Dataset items
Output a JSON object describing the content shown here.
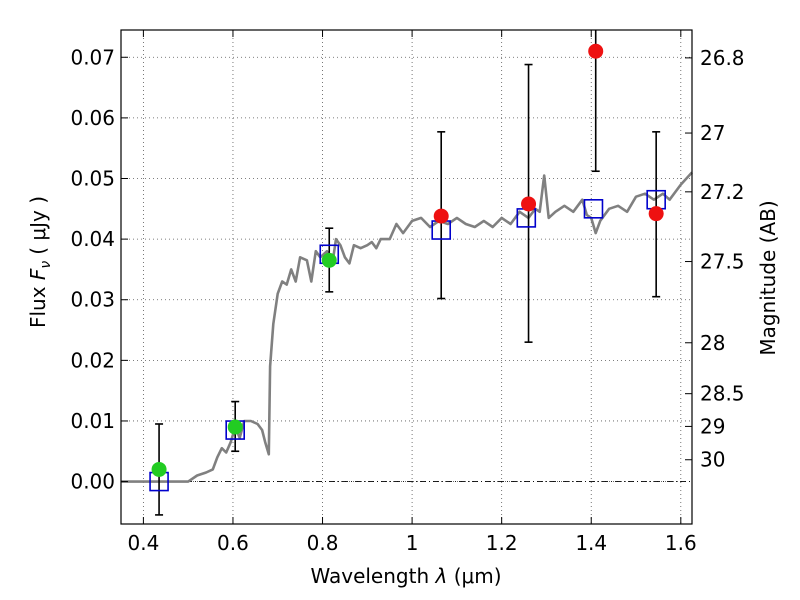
{
  "chart_data": {
    "type": "scatter",
    "title": "",
    "xlabel_parts": {
      "text": "Wavelength",
      "symbol": "λ",
      "unit": "(μm)"
    },
    "ylabel_parts": {
      "text": "Flux",
      "symbol": "F",
      "subscript": "ν",
      "unit": "( μJy )"
    },
    "y2label": "Magnitude (AB)",
    "xlim": [
      0.35,
      1.625
    ],
    "ylim": [
      -0.007,
      0.0745
    ],
    "grid": true,
    "x_ticks": [
      0.4,
      0.6,
      0.8,
      1.0,
      1.2,
      1.4,
      1.6
    ],
    "x_tick_labels": [
      "0.4",
      "0.6",
      "0.8",
      "1",
      "1.2",
      "1.4",
      "1.6"
    ],
    "y_ticks": [
      0.0,
      0.01,
      0.02,
      0.03,
      0.04,
      0.05,
      0.06,
      0.07
    ],
    "y_tick_labels": [
      "0.00",
      "0.01",
      "0.02",
      "0.03",
      "0.04",
      "0.05",
      "0.06",
      "0.07"
    ],
    "mag_ticks": [
      {
        "label": "26.8",
        "flux": 0.0699
      },
      {
        "label": "27",
        "flux": 0.0575
      },
      {
        "label": "27.2",
        "flux": 0.0478
      },
      {
        "label": "27.5",
        "flux": 0.0363
      },
      {
        "label": "28",
        "flux": 0.0229
      },
      {
        "label": "28.5",
        "flux": 0.0145
      },
      {
        "label": "29",
        "flux": 0.0091
      },
      {
        "label": "30",
        "flux": 0.0036
      }
    ],
    "colors": {
      "model": "#808080",
      "model_flux": "#0000cc",
      "detection": "#22cc22",
      "upper_limit": "#ee1111",
      "errorbar": "#000000",
      "zero_line": "#000000",
      "grid": "#555555"
    },
    "series": [
      {
        "name": "SED model",
        "kind": "line",
        "points": [
          [
            0.35,
            0.0
          ],
          [
            0.5,
            0.0
          ],
          [
            0.52,
            0.001
          ],
          [
            0.54,
            0.0015
          ],
          [
            0.555,
            0.002
          ],
          [
            0.565,
            0.004
          ],
          [
            0.575,
            0.0055
          ],
          [
            0.585,
            0.0048
          ],
          [
            0.595,
            0.0065
          ],
          [
            0.605,
            0.009
          ],
          [
            0.615,
            0.0072
          ],
          [
            0.625,
            0.01
          ],
          [
            0.64,
            0.01
          ],
          [
            0.655,
            0.0095
          ],
          [
            0.665,
            0.0085
          ],
          [
            0.672,
            0.0065
          ],
          [
            0.68,
            0.0045
          ],
          [
            0.683,
            0.019
          ],
          [
            0.69,
            0.026
          ],
          [
            0.7,
            0.031
          ],
          [
            0.71,
            0.033
          ],
          [
            0.72,
            0.0325
          ],
          [
            0.73,
            0.035
          ],
          [
            0.74,
            0.033
          ],
          [
            0.75,
            0.037
          ],
          [
            0.765,
            0.0365
          ],
          [
            0.775,
            0.033
          ],
          [
            0.785,
            0.038
          ],
          [
            0.795,
            0.037
          ],
          [
            0.81,
            0.038
          ],
          [
            0.822,
            0.036
          ],
          [
            0.83,
            0.04
          ],
          [
            0.84,
            0.039
          ],
          [
            0.85,
            0.037
          ],
          [
            0.86,
            0.036
          ],
          [
            0.87,
            0.039
          ],
          [
            0.885,
            0.0385
          ],
          [
            0.9,
            0.039
          ],
          [
            0.91,
            0.0395
          ],
          [
            0.92,
            0.0385
          ],
          [
            0.93,
            0.04
          ],
          [
            0.95,
            0.04
          ],
          [
            0.965,
            0.0425
          ],
          [
            0.98,
            0.041
          ],
          [
            1.0,
            0.043
          ],
          [
            1.02,
            0.0435
          ],
          [
            1.04,
            0.042
          ],
          [
            1.06,
            0.043
          ],
          [
            1.08,
            0.0425
          ],
          [
            1.1,
            0.0435
          ],
          [
            1.12,
            0.0425
          ],
          [
            1.14,
            0.042
          ],
          [
            1.16,
            0.043
          ],
          [
            1.18,
            0.042
          ],
          [
            1.2,
            0.0435
          ],
          [
            1.22,
            0.0425
          ],
          [
            1.24,
            0.0445
          ],
          [
            1.26,
            0.0435
          ],
          [
            1.275,
            0.045
          ],
          [
            1.285,
            0.0445
          ],
          [
            1.295,
            0.0505
          ],
          [
            1.305,
            0.0435
          ],
          [
            1.32,
            0.0445
          ],
          [
            1.34,
            0.0455
          ],
          [
            1.36,
            0.0445
          ],
          [
            1.38,
            0.0465
          ],
          [
            1.39,
            0.044
          ],
          [
            1.4,
            0.0435
          ],
          [
            1.41,
            0.041
          ],
          [
            1.42,
            0.043
          ],
          [
            1.44,
            0.045
          ],
          [
            1.46,
            0.0455
          ],
          [
            1.48,
            0.0445
          ],
          [
            1.5,
            0.047
          ],
          [
            1.52,
            0.0475
          ],
          [
            1.54,
            0.0465
          ],
          [
            1.56,
            0.0475
          ],
          [
            1.575,
            0.0465
          ],
          [
            1.6,
            0.049
          ],
          [
            1.625,
            0.051
          ]
        ]
      },
      {
        "name": "Model flux in band",
        "kind": "open-square",
        "points": [
          [
            0.435,
            0.0
          ],
          [
            0.605,
            0.0085
          ],
          [
            0.815,
            0.0375
          ],
          [
            1.065,
            0.0415
          ],
          [
            1.255,
            0.0435
          ],
          [
            1.405,
            0.045
          ],
          [
            1.545,
            0.0465
          ]
        ]
      },
      {
        "name": "Detections",
        "kind": "filled-circle",
        "points": [
          [
            0.435,
            0.002
          ],
          [
            0.605,
            0.009
          ],
          [
            0.815,
            0.0365
          ]
        ],
        "y_errors": [
          [
            -0.0055,
            0.0095
          ],
          [
            0.005,
            0.0132
          ],
          [
            0.0313,
            0.0418
          ]
        ]
      },
      {
        "name": "Non-detections",
        "kind": "filled-circle",
        "points": [
          [
            1.065,
            0.0438
          ],
          [
            1.26,
            0.0458
          ],
          [
            1.41,
            0.071
          ],
          [
            1.545,
            0.0442
          ]
        ],
        "y_errors": [
          [
            0.0302,
            0.0577
          ],
          [
            0.023,
            0.0688
          ],
          [
            0.0512,
            0.0745
          ],
          [
            0.0305,
            0.0577
          ]
        ]
      }
    ]
  }
}
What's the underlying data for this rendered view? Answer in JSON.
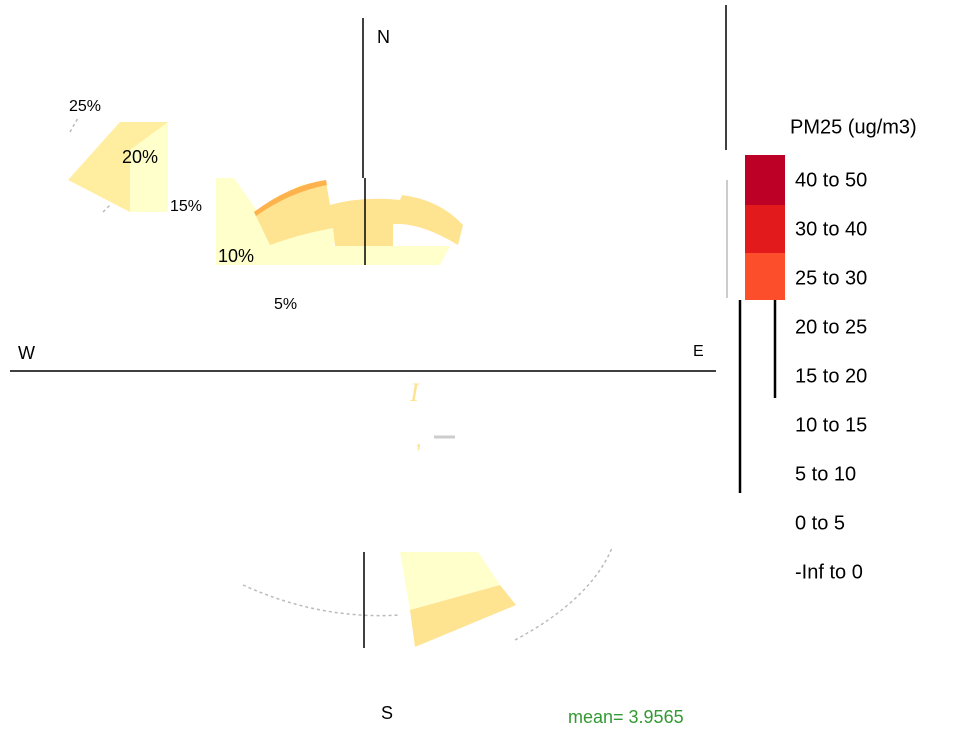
{
  "compass": {
    "north": "N",
    "west": "W",
    "east": "E",
    "south": "S"
  },
  "rings": [
    "25%",
    "20%",
    "15%",
    "10%",
    "5%"
  ],
  "legend": {
    "title": "PM25 (ug/m3)",
    "entries": [
      "40 to 50",
      "30 to 40",
      "25 to 30",
      "20 to 25",
      "15 to 20",
      "10 to 15",
      "5 to 10",
      "0 to 5",
      "-Inf to 0"
    ]
  },
  "footer": "mean= 3.9565"
}
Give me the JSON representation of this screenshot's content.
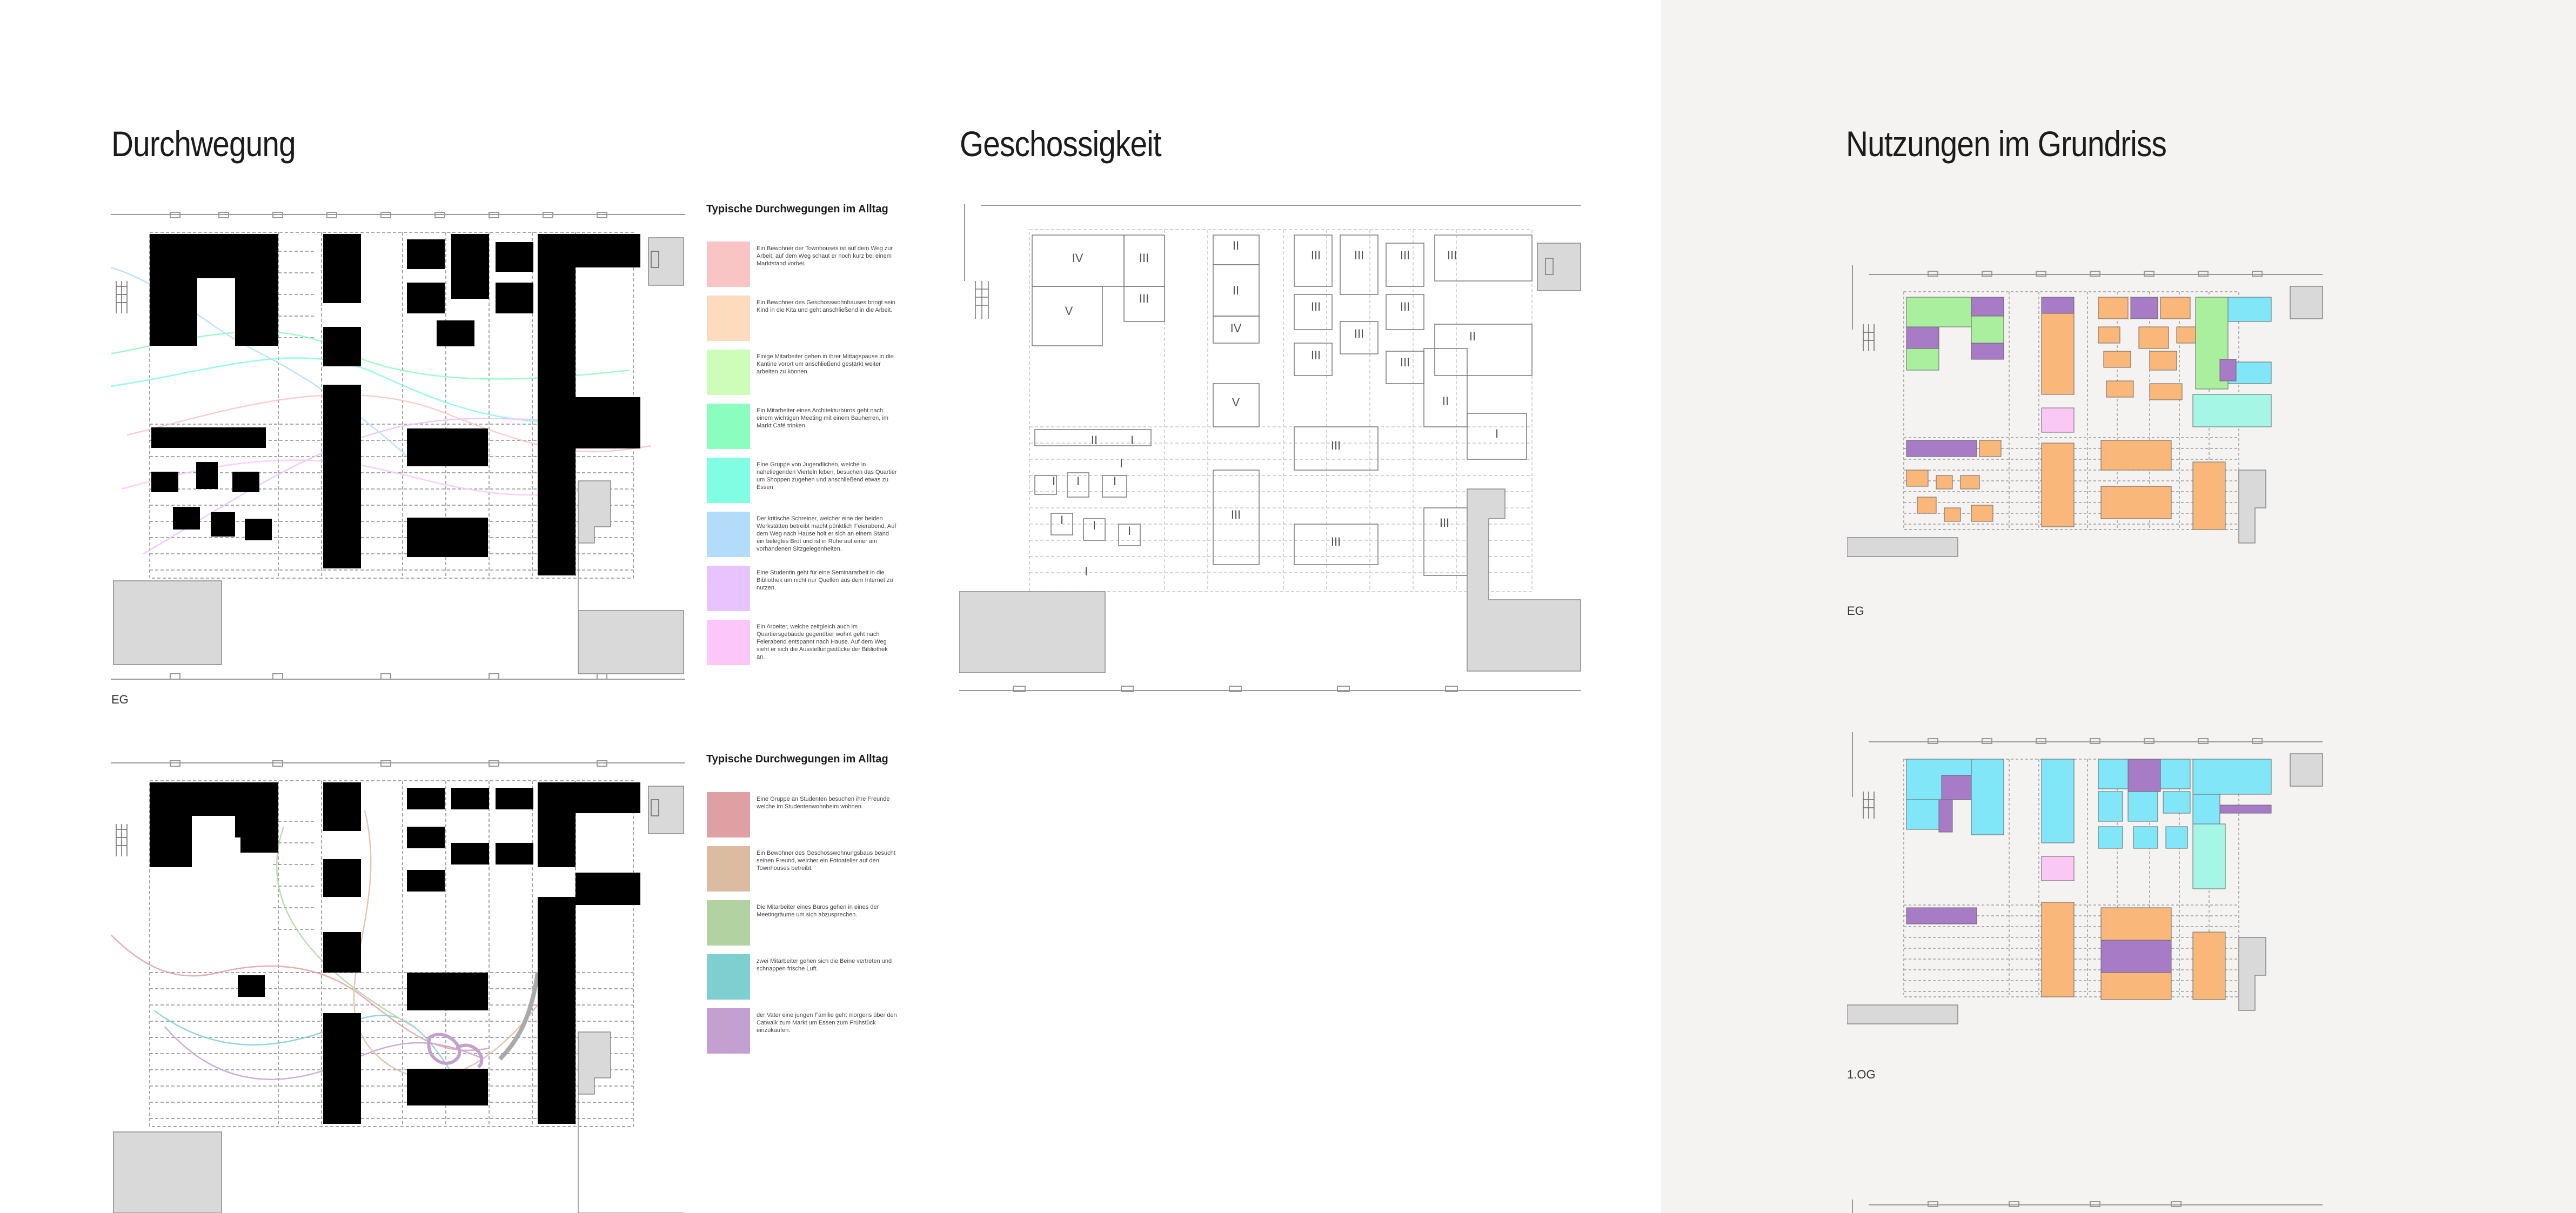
{
  "sections": {
    "durchwegung": "Durchwegung",
    "geschossigkeit": "Geschossigkeit",
    "nutzungen": "Nutzungen im Grundriss"
  },
  "legend_a": {
    "title": "Typische Durchwegungen im Alltag",
    "items": [
      {
        "color": "#f9c5c4",
        "text": "Ein Bewohner der Townhouses ist auf dem Weg zur Arbeit, auf dem Weg schaut er noch kurz bei einem Marktstand vorbei."
      },
      {
        "color": "#fddcbd",
        "text": "Ein Bewohner des Geschosswohnhauses bringt sein Kind in die Kita und geht anschließend in die Arbeit."
      },
      {
        "color": "#cdfdb8",
        "text": "Einige Mitarbeiter gehen in ihrer Mittagspause in die Kantine vorort um anschließend gestärkt weiter arbeiten zu können."
      },
      {
        "color": "#8bfdbe",
        "text": "Ein Mitarbeiter eines Architekturbüros geht nach einem wichtigen Meeting mit einem Bauherren, im Markt Café trinken."
      },
      {
        "color": "#80fde3",
        "text": "Eine Gruppe von Jugendlichen, welche in naheliegenden Vierteln leben, besuchen das Quartier um Shoppen zugehen und anschließend etwas zu Essen"
      },
      {
        "color": "#b3dcfb",
        "text": "Der kritische Schreiner, welcher eine der beiden Werkstätten betreibt macht pünktlich Feierabend. Auf dem Weg nach Hause holt er sich an einem Stand ein belegtes Brot und ist in Ruhe auf einer am vorhandenen Sitzgelegenheiten."
      },
      {
        "color": "#e9c3fd",
        "text": "Eine Studentin geht für eine Seminararbeit in die Bibliothek um nicht nur Quellen aus dem Internet zu nutzen."
      },
      {
        "color": "#fcc6f9",
        "text": "Ein Arbeiter, welche zeitgleich auch im Quartiersgebäude gegenüber wohnt geht nach Feierabend entspannt nach Hause. Auf dem Weg sieht er sich die Ausstellungsstücke der Bibliothek an."
      }
    ]
  },
  "legend_b": {
    "title": "Typische Durchwegungen im Alltag",
    "items": [
      {
        "color": "#dfa0a3",
        "text": "Eine Gruppe an Studenten besuchen ihre Freunde welche im Studentenwohnheim wohnen."
      },
      {
        "color": "#dcbca0",
        "text": "Ein Bewohner des Geschosswohnungsbaus besucht seinen Freund, welcher ein Fotoatelier auf den Townhouses betreibt."
      },
      {
        "color": "#b2d2a2",
        "text": "Die Mitarbeiter eines Büros gehen in eines der Meetingräume um sich abzusprechen."
      },
      {
        "color": "#7ecfcf",
        "text": "zwei Mitarbeiter gehen sich die Beine vertreten und schnappen frische Luft."
      },
      {
        "color": "#c3a0d0",
        "text": "der Vater eine jungen Familie geht morgens über den Catwalk zum Markt um Essen zum Frühstück einzukaufen."
      }
    ]
  },
  "floor_labels": {
    "plan_a": "EG",
    "nutz_1": "EG",
    "nutz_2": "1.OG"
  },
  "storeys": [
    "IV",
    "III",
    "V",
    "II",
    "II",
    "IV",
    "V",
    "III",
    "III",
    "III",
    "III",
    "III",
    "III",
    "III",
    "III",
    "III",
    "III",
    "II",
    "II",
    "I",
    "II",
    "I",
    "I",
    "I",
    "I",
    "I",
    "I",
    "I",
    "I",
    "I",
    "III",
    "III",
    "III",
    "III"
  ],
  "use_colors": {
    "orange": "#f9b77a",
    "purple": "#a77bc6",
    "green": "#a9ef9e",
    "cyan": "#81e6f7",
    "mint": "#a6f6e6",
    "pink": "#fbc8f5"
  }
}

What is asked - Track down every line with the word "eines" and copy it.

Finished task -
        "text": "Ein Mitarbeiter eines Architekturbüros geht nach einem wichtigen Meeting mit einem Bauherren, im Markt Café trinken."
        "text": "Die Mitarbeiter eines Büros gehen in eines der Meetingräume um sich abzusprechen."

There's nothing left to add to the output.